> Exercise details: Copy out each line of the data that holds the word "Influencia".

> Data provided:
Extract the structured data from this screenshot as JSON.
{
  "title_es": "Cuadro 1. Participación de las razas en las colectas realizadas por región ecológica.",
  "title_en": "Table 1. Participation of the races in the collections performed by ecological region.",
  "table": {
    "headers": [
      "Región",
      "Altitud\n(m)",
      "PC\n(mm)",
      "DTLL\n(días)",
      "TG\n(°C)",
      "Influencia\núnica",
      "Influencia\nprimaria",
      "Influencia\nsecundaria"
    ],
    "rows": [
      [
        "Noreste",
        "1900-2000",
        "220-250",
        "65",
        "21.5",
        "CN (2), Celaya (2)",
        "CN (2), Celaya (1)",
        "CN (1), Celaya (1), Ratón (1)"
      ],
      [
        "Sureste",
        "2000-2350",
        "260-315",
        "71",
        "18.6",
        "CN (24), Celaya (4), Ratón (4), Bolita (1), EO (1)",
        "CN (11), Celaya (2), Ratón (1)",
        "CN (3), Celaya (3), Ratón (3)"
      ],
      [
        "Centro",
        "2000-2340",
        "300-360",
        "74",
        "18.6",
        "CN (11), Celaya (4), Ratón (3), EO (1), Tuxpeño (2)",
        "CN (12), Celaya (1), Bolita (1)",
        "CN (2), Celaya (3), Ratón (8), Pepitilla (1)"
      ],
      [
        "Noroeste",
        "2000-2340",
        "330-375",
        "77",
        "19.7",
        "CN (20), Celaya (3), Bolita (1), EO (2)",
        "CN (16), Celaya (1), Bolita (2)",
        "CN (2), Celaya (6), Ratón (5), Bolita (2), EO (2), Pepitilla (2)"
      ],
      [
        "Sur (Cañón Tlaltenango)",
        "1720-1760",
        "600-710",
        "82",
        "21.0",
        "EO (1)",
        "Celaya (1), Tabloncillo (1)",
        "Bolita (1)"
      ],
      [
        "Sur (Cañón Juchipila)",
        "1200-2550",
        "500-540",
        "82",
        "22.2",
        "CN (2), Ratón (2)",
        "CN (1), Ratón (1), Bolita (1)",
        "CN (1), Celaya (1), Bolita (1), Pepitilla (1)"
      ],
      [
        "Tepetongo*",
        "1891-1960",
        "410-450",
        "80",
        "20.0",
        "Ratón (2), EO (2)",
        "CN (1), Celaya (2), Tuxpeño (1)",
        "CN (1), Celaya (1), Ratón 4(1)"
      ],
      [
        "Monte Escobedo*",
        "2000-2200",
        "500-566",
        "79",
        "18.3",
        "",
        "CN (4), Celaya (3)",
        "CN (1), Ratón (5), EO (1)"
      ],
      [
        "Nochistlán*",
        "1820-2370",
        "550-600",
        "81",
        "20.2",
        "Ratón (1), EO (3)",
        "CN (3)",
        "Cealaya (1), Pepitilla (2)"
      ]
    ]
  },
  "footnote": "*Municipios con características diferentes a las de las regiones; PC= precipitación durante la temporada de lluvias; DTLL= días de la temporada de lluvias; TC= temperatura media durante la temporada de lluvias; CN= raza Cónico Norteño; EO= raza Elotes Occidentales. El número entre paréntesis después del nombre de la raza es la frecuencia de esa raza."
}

> Complete response:
      "Influencia\núnica",
      "Influencia\nprimaria",
      "Influencia\nsecundaria"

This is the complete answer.